Record excerpts:
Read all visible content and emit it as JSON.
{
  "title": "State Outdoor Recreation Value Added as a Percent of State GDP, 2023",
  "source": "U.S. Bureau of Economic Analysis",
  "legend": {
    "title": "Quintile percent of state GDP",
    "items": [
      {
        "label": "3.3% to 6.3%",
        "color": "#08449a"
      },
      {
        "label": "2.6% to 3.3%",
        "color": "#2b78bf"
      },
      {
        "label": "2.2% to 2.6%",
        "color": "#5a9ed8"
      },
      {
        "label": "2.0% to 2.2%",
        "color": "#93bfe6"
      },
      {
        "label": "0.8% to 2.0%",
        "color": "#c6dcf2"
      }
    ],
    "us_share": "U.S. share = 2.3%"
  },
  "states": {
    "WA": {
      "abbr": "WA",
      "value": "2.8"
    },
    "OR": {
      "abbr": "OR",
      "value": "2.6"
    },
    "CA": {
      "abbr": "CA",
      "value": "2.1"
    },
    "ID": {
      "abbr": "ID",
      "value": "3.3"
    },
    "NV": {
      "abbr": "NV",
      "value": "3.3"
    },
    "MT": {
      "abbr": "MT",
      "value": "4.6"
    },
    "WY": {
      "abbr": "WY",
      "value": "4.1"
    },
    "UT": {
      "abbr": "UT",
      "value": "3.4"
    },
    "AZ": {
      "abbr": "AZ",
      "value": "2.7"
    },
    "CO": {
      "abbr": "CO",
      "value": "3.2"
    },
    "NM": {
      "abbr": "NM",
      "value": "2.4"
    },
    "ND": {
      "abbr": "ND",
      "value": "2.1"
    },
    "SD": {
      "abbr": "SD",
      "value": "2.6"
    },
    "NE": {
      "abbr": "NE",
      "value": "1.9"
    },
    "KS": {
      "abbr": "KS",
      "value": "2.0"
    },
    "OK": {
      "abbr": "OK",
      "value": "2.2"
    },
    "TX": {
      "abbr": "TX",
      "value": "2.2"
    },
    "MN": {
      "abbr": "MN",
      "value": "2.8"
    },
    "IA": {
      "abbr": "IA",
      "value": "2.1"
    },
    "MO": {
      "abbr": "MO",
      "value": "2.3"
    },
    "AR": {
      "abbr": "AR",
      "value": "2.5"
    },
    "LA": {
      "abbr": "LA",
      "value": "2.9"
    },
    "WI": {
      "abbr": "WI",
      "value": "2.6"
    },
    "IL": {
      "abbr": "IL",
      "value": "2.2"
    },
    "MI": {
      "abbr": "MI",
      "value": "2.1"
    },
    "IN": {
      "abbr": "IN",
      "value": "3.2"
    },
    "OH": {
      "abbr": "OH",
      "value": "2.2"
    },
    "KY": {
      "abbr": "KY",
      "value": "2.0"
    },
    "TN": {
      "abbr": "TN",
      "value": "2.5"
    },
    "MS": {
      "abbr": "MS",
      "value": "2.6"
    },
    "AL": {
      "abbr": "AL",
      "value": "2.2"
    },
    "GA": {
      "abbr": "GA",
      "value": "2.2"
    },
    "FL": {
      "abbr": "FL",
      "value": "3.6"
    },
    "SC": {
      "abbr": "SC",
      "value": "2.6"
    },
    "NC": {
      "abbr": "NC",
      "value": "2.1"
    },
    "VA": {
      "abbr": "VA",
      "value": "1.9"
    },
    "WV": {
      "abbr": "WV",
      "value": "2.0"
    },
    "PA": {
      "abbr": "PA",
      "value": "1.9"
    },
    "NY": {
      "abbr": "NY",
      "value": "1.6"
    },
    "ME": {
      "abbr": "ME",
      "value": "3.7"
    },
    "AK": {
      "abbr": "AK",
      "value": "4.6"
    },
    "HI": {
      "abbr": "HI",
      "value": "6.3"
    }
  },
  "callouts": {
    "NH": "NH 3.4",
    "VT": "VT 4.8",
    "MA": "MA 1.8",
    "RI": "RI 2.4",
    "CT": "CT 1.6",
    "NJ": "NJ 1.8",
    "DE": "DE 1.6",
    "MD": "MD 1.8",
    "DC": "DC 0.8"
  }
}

Task brief:
Where a line of the entries contains the word "title", copy that line.

Reply to the task:
  "title": "State Outdoor Recreation Value Added as a Percent of State GDP, 2023",
    "title": "Quintile percent of state GDP",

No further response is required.